- **Given task**:
Provide an exact copy of the data, excluding the images.

Collected data entries
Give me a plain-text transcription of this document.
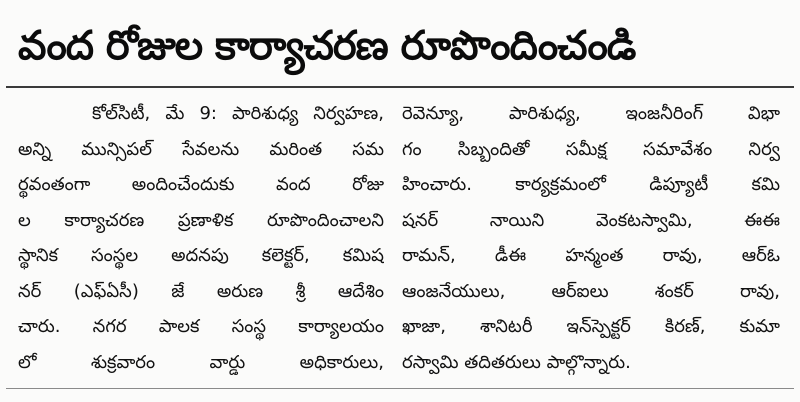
వంద రోజుల కార్యాచరణ రూపొందించండి
కోల్‌సిటీ, మే 9: పారిశుధ్య నిర్వహణ,
అన్ని మున్సిపల్ సేవలను మరింత సమ
ర్థవంతంగా అందించేందుకు వంద రోజు
ల కార్యాచరణ ప్రణాళిక రూపొందించాలని
స్థానిక సంస్థల అదనపు కలెక్టర్, కమిష
నర్ (ఎఫ్ఏసీ) జే అరుణ శ్రీ ఆదేశిం
చారు. నగర పాలక సంస్థ కార్యాలయం
లో శుక్రవారం వార్డు అధికారులు,
రెవెన్యూ, పారిశుధ్య, ఇంజనీరింగ్ విభా
గం సిబ్బందితో సమీక్ష సమావేశం నిర్వ
హించారు. కార్యక్రమంలో డిప్యూటీ కమి
షనర్ నాయిని వెంకటస్వామి, ఈఈ
రామన్, డీఈ హన్మంత రావు, ఆర్ఓ
ఆంజనేయులు, ఆర్ఐలు శంకర్ రావు,
ఖాజా, శానిటరీ ఇన్‌స్పెక్టర్ కిరణ్, కుమా
రస్వామి తదితరులు పాల్గొన్నారు.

- **Answer to the exercise**:
Give me a plain-text transcription of this document.
వంద రోజుల కార్యాచరణ రూపొందించండి
కోల్‌సిటీ, మే 9: పారిశుధ్య నిర్వహణ,
అన్ని మున్సిపల్ సేవలను మరింత సమ
ర్థవంతంగా అందించేందుకు వంద రోజు
ల కార్యాచరణ ప్రణాళిక రూపొందించాలని
స్థానిక సంస్థల అదనపు కలెక్టర్, కమిష
నర్ (ఎఫ్ఏసీ) జే అరుణ శ్రీ ఆదేశిం
చారు. నగర పాలక సంస్థ కార్యాలయం
లో శుక్రవారం వార్డు అధికారులు,
రెవెన్యూ, పారిశుధ్య, ఇంజనీరింగ్ విభా
గం సిబ్బందితో సమీక్ష సమావేశం నిర్వ
హించారు. కార్యక్రమంలో డిప్యూటీ కమి
షనర్ నాయిని వెంకటస్వామి, ఈఈ
రామన్, డీఈ హన్మంత రావు, ఆర్ఓ
ఆంజనేయులు, ఆర్ఐలు శంకర్ రావు,
ఖాజా, శానిటరీ ఇన్‌స్పెక్టర్ కిరణ్, కుమా
రస్వామి తదితరులు పాల్గొన్నారు.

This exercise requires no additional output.